### WRITTEN REQUEST
Report the number of lines that include "panel", with no additional text.

## BEGIN SUPPLIED MATERIAL

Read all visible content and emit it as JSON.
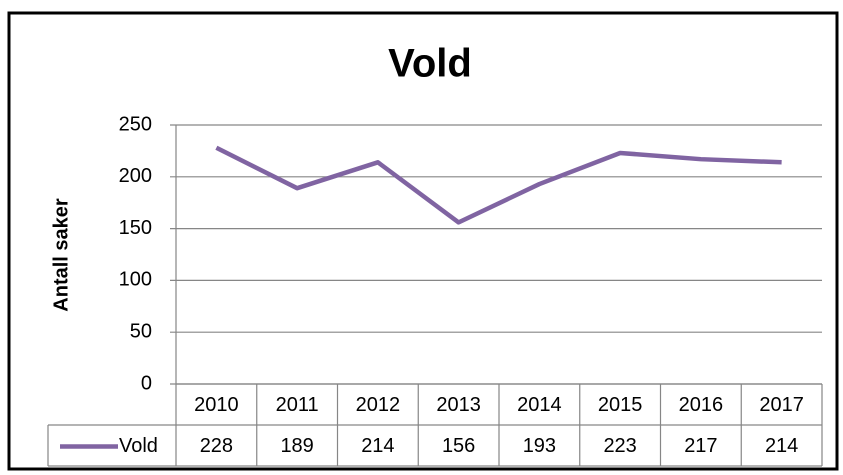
{
  "chart_data": {
    "type": "line",
    "title": "Vold",
    "y_label": "Antall saker",
    "categories": [
      "2010",
      "2011",
      "2012",
      "2013",
      "2014",
      "2015",
      "2016",
      "2017"
    ],
    "series": [
      {
        "name": "Vold",
        "color": "#8064a2",
        "values": [
          228,
          189,
          214,
          156,
          193,
          223,
          217,
          214
        ]
      }
    ],
    "ylim": [
      0,
      250
    ],
    "yticks": [
      0,
      50,
      100,
      150,
      200,
      250
    ],
    "grid": true,
    "data_table": true
  }
}
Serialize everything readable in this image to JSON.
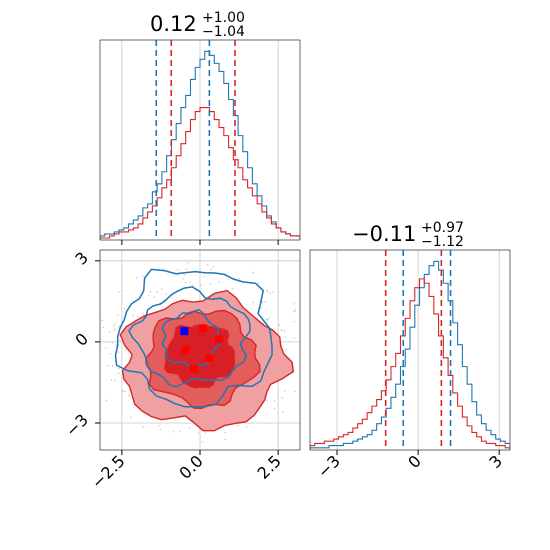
{
  "colors": {
    "blue": "#1f77b4",
    "red": "#d62728",
    "red_fill_outer": "#f0a0a0",
    "red_fill_mid": "#e35d5d",
    "red_fill_inner": "#d91f26",
    "marker_blue": "#0000ff",
    "marker_red": "#ff0000"
  },
  "chart_data": [
    {
      "type": "histogram",
      "panel": "top-left",
      "title": {
        "value": "0.12",
        "plus": "+1.00",
        "minus": "−1.04"
      },
      "xlim": [
        -3.2,
        3.2
      ],
      "quantiles": {
        "blue": [
          -1.4,
          0.3
        ],
        "red": [
          -0.92,
          1.12
        ]
      },
      "series": [
        {
          "color": "blue",
          "values": [
            2,
            3,
            3,
            4,
            5,
            6,
            8,
            10,
            12,
            16,
            18,
            24,
            28,
            34,
            42,
            50,
            58,
            66,
            72,
            80,
            86,
            90,
            94,
            92,
            88,
            84,
            78,
            70,
            62,
            52,
            44,
            36,
            28,
            22,
            17,
            12,
            9,
            6,
            4,
            3,
            2,
            2
          ]
        },
        {
          "color": "red",
          "values": [
            1,
            1,
            2,
            3,
            4,
            4,
            5,
            6,
            8,
            11,
            14,
            17,
            21,
            26,
            30,
            36,
            42,
            48,
            54,
            60,
            64,
            66,
            66,
            64,
            60,
            56,
            52,
            46,
            40,
            36,
            30,
            26,
            22,
            18,
            14,
            11,
            8,
            6,
            4,
            3,
            2,
            2
          ]
        }
      ]
    },
    {
      "type": "contour",
      "panel": "bottom-left",
      "xlim": [
        -3.2,
        3.2
      ],
      "ylim": [
        -4.0,
        3.4
      ],
      "xticks": [
        "−2.5",
        "0.0",
        "2.5"
      ],
      "xtick_values": [
        -2.5,
        0,
        2.5
      ],
      "yticks": [
        "3",
        "0",
        "−3"
      ],
      "ytick_values": [
        3,
        0,
        -3
      ],
      "markers": [
        {
          "color": "marker_blue",
          "x": -0.5,
          "y": 0.4
        },
        {
          "color": "marker_red",
          "x": 0.1,
          "y": 0.5
        },
        {
          "color": "marker_red",
          "x": 0.6,
          "y": 0.1
        },
        {
          "color": "marker_red",
          "x": -0.45,
          "y": -0.3
        },
        {
          "color": "marker_red",
          "x": -0.2,
          "y": -1.0
        },
        {
          "color": "marker_red",
          "x": 0.3,
          "y": -0.6
        }
      ],
      "red_levels": [
        {
          "cx": 0.1,
          "cy": -0.75,
          "rx": 2.6,
          "ry": 2.4
        },
        {
          "cx": 0.05,
          "cy": -0.6,
          "rx": 1.75,
          "ry": 1.75
        },
        {
          "cx": 0.0,
          "cy": -0.5,
          "rx": 1.1,
          "ry": 1.15
        }
      ],
      "blue_levels": [
        {
          "cx": -0.15,
          "cy": 0.2,
          "rx": 2.45,
          "ry": 2.5
        },
        {
          "cx": -0.25,
          "cy": 0.15,
          "rx": 1.8,
          "ry": 1.7
        },
        {
          "cx": -0.3,
          "cy": 0.1,
          "rx": 0.9,
          "ry": 1.0
        }
      ]
    },
    {
      "type": "histogram",
      "panel": "bottom-right",
      "title": {
        "value": "−0.11",
        "plus": "+0.97",
        "minus": "−1.12"
      },
      "xlim": [
        -4.0,
        3.4
      ],
      "xticks": [
        "−3",
        "0",
        "3"
      ],
      "xtick_values": [
        -3,
        0,
        3
      ],
      "quantiles": {
        "blue": [
          -0.55,
          1.2
        ],
        "red": [
          -1.2,
          0.86
        ]
      },
      "series": [
        {
          "color": "blue",
          "values": [
            1,
            1,
            1,
            1,
            2,
            2,
            2,
            3,
            3,
            4,
            5,
            6,
            7,
            9,
            12,
            15,
            19,
            24,
            30,
            38,
            46,
            56,
            66,
            74,
            80,
            84,
            86,
            82,
            76,
            68,
            58,
            48,
            38,
            30,
            22,
            16,
            12,
            9,
            7,
            5,
            4,
            3
          ]
        },
        {
          "color": "red",
          "values": [
            2,
            3,
            3,
            4,
            4,
            5,
            6,
            7,
            8,
            10,
            12,
            14,
            17,
            20,
            23,
            27,
            32,
            38,
            44,
            52,
            60,
            68,
            74,
            78,
            76,
            70,
            62,
            52,
            42,
            34,
            26,
            20,
            15,
            11,
            8,
            6,
            4,
            3,
            3,
            2,
            2,
            1
          ]
        }
      ]
    }
  ]
}
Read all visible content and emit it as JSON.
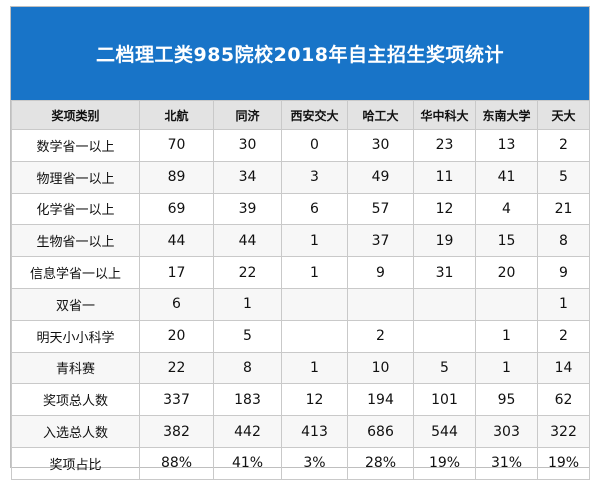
{
  "title": "二档理工类985院校2018年自主招生奖项统计",
  "columns": [
    "奖项类别",
    "北航",
    "同济",
    "西安交大",
    "哈工大",
    "华中科大",
    "东南大学",
    "天大"
  ],
  "rows": [
    [
      "数学省一以上",
      "70",
      "30",
      "0",
      "30",
      "23",
      "13",
      "2"
    ],
    [
      "物理省一以上",
      "89",
      "34",
      "3",
      "49",
      "11",
      "41",
      "5"
    ],
    [
      "化学省一以上",
      "69",
      "39",
      "6",
      "57",
      "12",
      "4",
      "21"
    ],
    [
      "生物省一以上",
      "44",
      "44",
      "1",
      "37",
      "19",
      "15",
      "8"
    ],
    [
      "信息学省一以上",
      "17",
      "22",
      "1",
      "9",
      "31",
      "20",
      "9"
    ],
    [
      "双省一",
      "6",
      "1",
      "",
      "",
      "",
      "",
      "1"
    ],
    [
      "明天小小科学",
      "20",
      "5",
      "",
      "2",
      "",
      "1",
      "2"
    ],
    [
      "青科赛",
      "22",
      "8",
      "1",
      "10",
      "5",
      "1",
      "14"
    ],
    [
      "奖项总人数",
      "337",
      "183",
      "12",
      "194",
      "101",
      "95",
      "62"
    ],
    [
      "入选总人数",
      "382",
      "442",
      "413",
      "686",
      "544",
      "303",
      "322"
    ],
    [
      "奖项占比",
      "88%",
      "41%",
      "3%",
      "28%",
      "19%",
      "31%",
      "19%"
    ]
  ]
}
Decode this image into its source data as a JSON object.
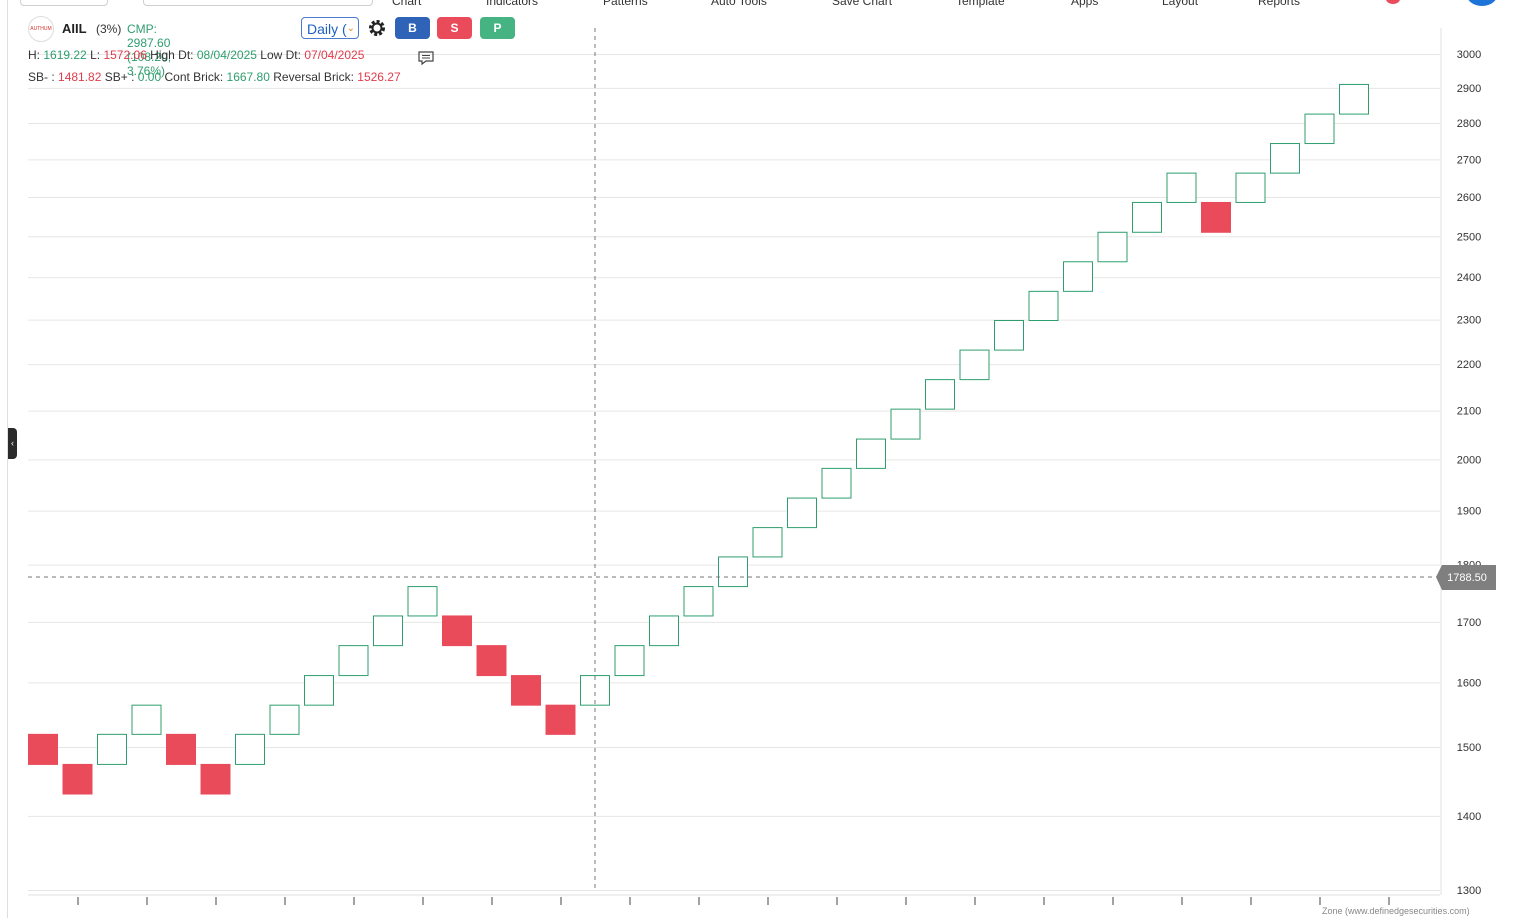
{
  "top_menu": [
    "Chart",
    "Indicators",
    "Patterns",
    "Auto Tools",
    "Save Chart",
    "Template",
    "Apps",
    "Layout",
    "Reports"
  ],
  "header": {
    "logo_text": "AUTHUM",
    "symbol": "AIIL",
    "box_pct": "(3%)",
    "cmp": "CMP: 2987.60 (108.20, 3.76%)",
    "timeframe": "Daily (",
    "buy_label": "B",
    "sell_label": "S",
    "p_label": "P"
  },
  "stats": {
    "h_label": "H:",
    "h_value": "1619.22",
    "l_label": "L:",
    "l_value": "1572.06",
    "high_dt_label": "High Dt:",
    "high_dt_value": "08/04/2025",
    "low_dt_label": "Low Dt:",
    "low_dt_value": "07/04/2025",
    "sbm_label": "SB- :",
    "sbm_value": "1481.82",
    "sbp_label": "SB+ :",
    "sbp_value": "0.00",
    "cont_label": "Cont Brick:",
    "cont_value": "1667.80",
    "rev_label": "Reversal Brick:",
    "rev_value": "1526.27"
  },
  "crosshair_price": "1788.50",
  "watermark": "Zone (www.definedgesecurities.com)",
  "colors": {
    "up": "#2e9e6e",
    "down": "#e94b5b",
    "grid": "#e6e6e6",
    "tag": "#7f7f7f"
  },
  "chart_data": {
    "type": "renko",
    "box_size_pct": 3,
    "y_scale": "log",
    "ylim": [
      1300,
      3000
    ],
    "y_ticks": [
      1300,
      1400,
      1500,
      1600,
      1700,
      1800,
      1900,
      2000,
      2100,
      2200,
      2300,
      2400,
      2500,
      2600,
      2700,
      2800,
      2900,
      3000
    ],
    "bricks": [
      {
        "dir": "down",
        "low": 1474,
        "high": 1519
      },
      {
        "dir": "down",
        "low": 1431,
        "high": 1474
      },
      {
        "dir": "up",
        "low": 1474,
        "high": 1519
      },
      {
        "dir": "up",
        "low": 1519,
        "high": 1564
      },
      {
        "dir": "down",
        "low": 1474,
        "high": 1519
      },
      {
        "dir": "down",
        "low": 1431,
        "high": 1474
      },
      {
        "dir": "up",
        "low": 1474,
        "high": 1519
      },
      {
        "dir": "up",
        "low": 1519,
        "high": 1564
      },
      {
        "dir": "up",
        "low": 1564,
        "high": 1611
      },
      {
        "dir": "up",
        "low": 1611,
        "high": 1660
      },
      {
        "dir": "up",
        "low": 1660,
        "high": 1710
      },
      {
        "dir": "up",
        "low": 1710,
        "high": 1761
      },
      {
        "dir": "down",
        "low": 1660,
        "high": 1710
      },
      {
        "dir": "down",
        "low": 1611,
        "high": 1660
      },
      {
        "dir": "down",
        "low": 1564,
        "high": 1611
      },
      {
        "dir": "down",
        "low": 1519,
        "high": 1564
      },
      {
        "dir": "up",
        "low": 1564,
        "high": 1611
      },
      {
        "dir": "up",
        "low": 1611,
        "high": 1660
      },
      {
        "dir": "up",
        "low": 1660,
        "high": 1710
      },
      {
        "dir": "up",
        "low": 1710,
        "high": 1761
      },
      {
        "dir": "up",
        "low": 1761,
        "high": 1814
      },
      {
        "dir": "up",
        "low": 1814,
        "high": 1868
      },
      {
        "dir": "up",
        "low": 1868,
        "high": 1924
      },
      {
        "dir": "up",
        "low": 1924,
        "high": 1982
      },
      {
        "dir": "up",
        "low": 1982,
        "high": 2041
      },
      {
        "dir": "up",
        "low": 2041,
        "high": 2103
      },
      {
        "dir": "up",
        "low": 2103,
        "high": 2166
      },
      {
        "dir": "up",
        "low": 2166,
        "high": 2231
      },
      {
        "dir": "up",
        "low": 2231,
        "high": 2298
      },
      {
        "dir": "up",
        "low": 2298,
        "high": 2366
      },
      {
        "dir": "up",
        "low": 2366,
        "high": 2437
      },
      {
        "dir": "up",
        "low": 2437,
        "high": 2510
      },
      {
        "dir": "up",
        "low": 2510,
        "high": 2586
      },
      {
        "dir": "up",
        "low": 2586,
        "high": 2663
      },
      {
        "dir": "down",
        "low": 2510,
        "high": 2586
      },
      {
        "dir": "up",
        "low": 2586,
        "high": 2663
      },
      {
        "dir": "up",
        "low": 2663,
        "high": 2743
      },
      {
        "dir": "up",
        "low": 2743,
        "high": 2825
      },
      {
        "dir": "up",
        "low": 2825,
        "high": 2910
      }
    ],
    "grid": true
  }
}
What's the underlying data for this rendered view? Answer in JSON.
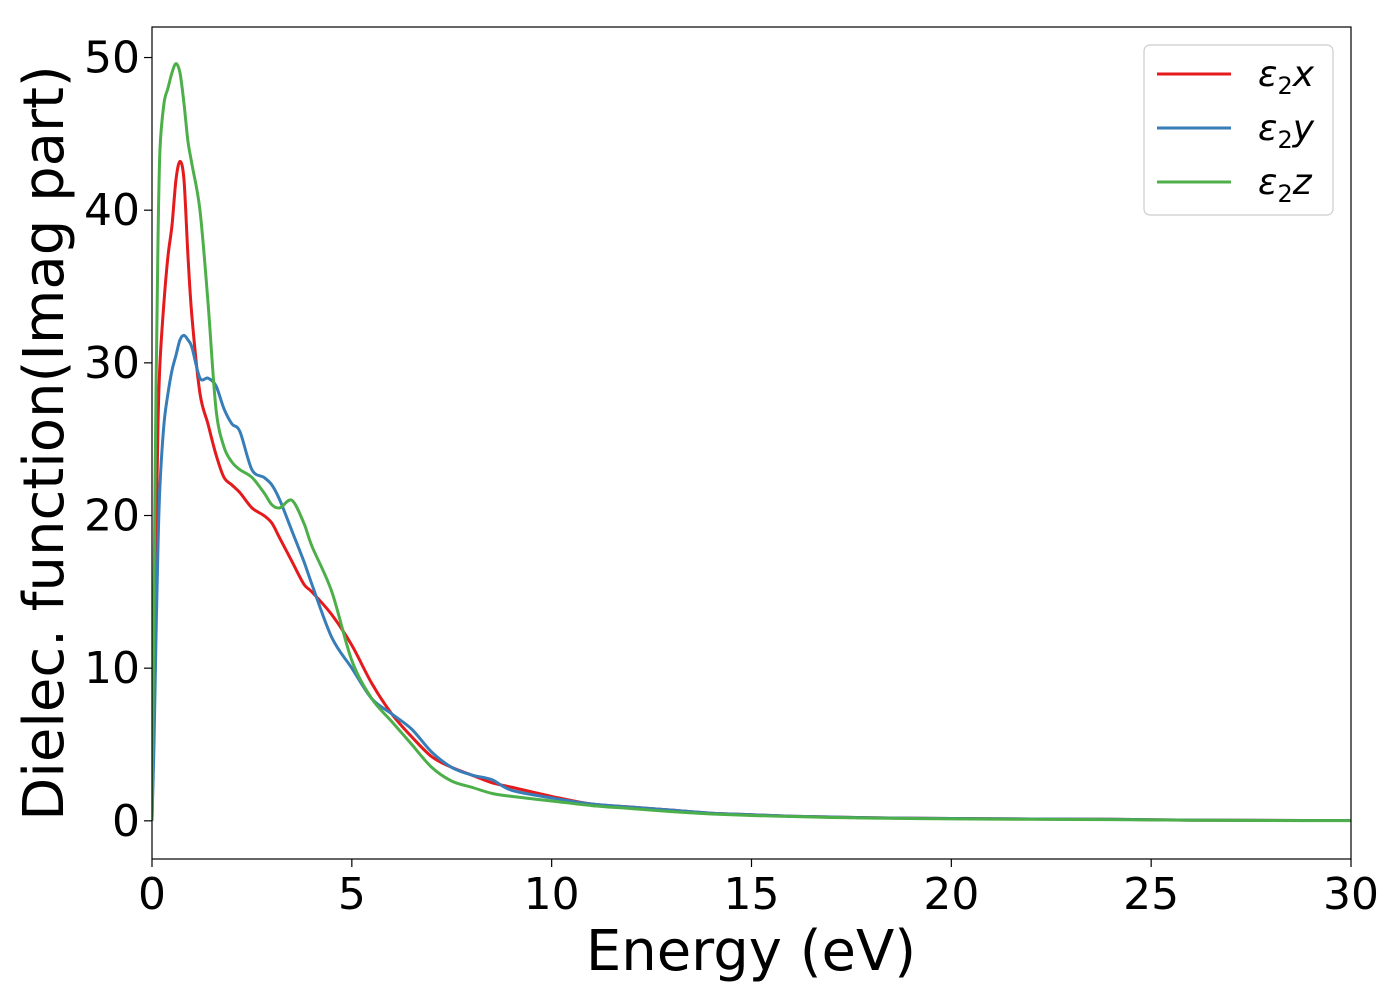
{
  "chart_data": {
    "type": "line",
    "xlabel": "Energy (eV)",
    "ylabel": "Dielec. function(Imag part)",
    "xlim": [
      0,
      30
    ],
    "ylim": [
      -2.5,
      52
    ],
    "xticks": [
      0,
      5,
      10,
      15,
      20,
      25,
      30
    ],
    "yticks": [
      0,
      10,
      20,
      30,
      40,
      50
    ],
    "grid": false,
    "legend_position": "top-right",
    "series": [
      {
        "name": "ε2x",
        "color": "#e41a1c",
        "x": [
          0,
          0.05,
          0.1,
          0.15,
          0.2,
          0.3,
          0.4,
          0.5,
          0.6,
          0.7,
          0.8,
          0.9,
          1.0,
          1.2,
          1.4,
          1.6,
          1.8,
          2.0,
          2.2,
          2.5,
          2.8,
          3.0,
          3.2,
          3.5,
          3.8,
          4.0,
          4.5,
          5.0,
          5.5,
          6.0,
          6.5,
          7.0,
          7.5,
          8.0,
          8.5,
          9.0,
          10,
          11,
          12,
          13,
          14,
          15,
          16,
          17,
          18,
          20,
          22,
          24,
          26,
          28,
          30
        ],
        "y": [
          0,
          8,
          18,
          26,
          30,
          34,
          37,
          39,
          42,
          43.2,
          42,
          37,
          33,
          28,
          26,
          24,
          22.5,
          22,
          21.5,
          20.5,
          20,
          19.5,
          18.5,
          17,
          15.5,
          15,
          13.5,
          11.5,
          9,
          7,
          5.5,
          4.2,
          3.5,
          3.0,
          2.5,
          2.2,
          1.6,
          1.1,
          0.9,
          0.7,
          0.5,
          0.4,
          0.3,
          0.25,
          0.2,
          0.15,
          0.12,
          0.1,
          0.05,
          0.03,
          0.02
        ]
      },
      {
        "name": "ε2y",
        "color": "#377eb8",
        "x": [
          0,
          0.05,
          0.1,
          0.15,
          0.2,
          0.3,
          0.4,
          0.5,
          0.6,
          0.7,
          0.8,
          0.9,
          1.0,
          1.2,
          1.4,
          1.6,
          1.8,
          2.0,
          2.2,
          2.5,
          2.8,
          3.0,
          3.2,
          3.5,
          3.8,
          4.0,
          4.5,
          5.0,
          5.5,
          6.0,
          6.5,
          7.0,
          7.5,
          8.0,
          8.5,
          9.0,
          10,
          11,
          12,
          13,
          14,
          15,
          16,
          17,
          18,
          20,
          22,
          24,
          26,
          28,
          30
        ],
        "y": [
          0,
          5,
          12,
          18,
          22,
          26,
          28,
          29.5,
          30.5,
          31.5,
          31.8,
          31.5,
          31,
          29,
          29,
          28.5,
          27,
          26,
          25.5,
          23,
          22.5,
          22,
          21,
          19,
          17,
          15.5,
          12,
          10,
          8,
          7,
          6,
          4.5,
          3.5,
          3.0,
          2.7,
          2.0,
          1.5,
          1.1,
          0.9,
          0.7,
          0.5,
          0.4,
          0.3,
          0.25,
          0.2,
          0.15,
          0.12,
          0.1,
          0.05,
          0.03,
          0.02
        ]
      },
      {
        "name": "ε2z",
        "color": "#4daf4a",
        "x": [
          0,
          0.05,
          0.1,
          0.15,
          0.2,
          0.3,
          0.4,
          0.5,
          0.6,
          0.7,
          0.8,
          0.9,
          1.0,
          1.2,
          1.4,
          1.6,
          1.8,
          2.0,
          2.2,
          2.5,
          2.8,
          3.0,
          3.2,
          3.5,
          3.8,
          4.0,
          4.5,
          5.0,
          5.5,
          6.0,
          6.5,
          7.0,
          7.5,
          8.0,
          8.5,
          9.0,
          10,
          11,
          12,
          13,
          14,
          15,
          16,
          17,
          18,
          20,
          22,
          24,
          26,
          28,
          30
        ],
        "y": [
          0,
          15,
          28,
          38,
          44,
          47,
          48,
          49,
          49.6,
          49,
          47,
          44.5,
          43,
          40,
          34,
          27,
          24.5,
          23.5,
          23,
          22.5,
          21.5,
          20.7,
          20.5,
          21,
          19.5,
          18,
          15,
          10.5,
          8,
          6.5,
          5,
          3.5,
          2.6,
          2.2,
          1.8,
          1.6,
          1.3,
          1.0,
          0.8,
          0.6,
          0.45,
          0.35,
          0.28,
          0.22,
          0.18,
          0.13,
          0.1,
          0.08,
          0.04,
          0.02,
          0.01
        ]
      }
    ]
  }
}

## END SUPPLIED MATERIAL

### EXPECTED ANSWER
3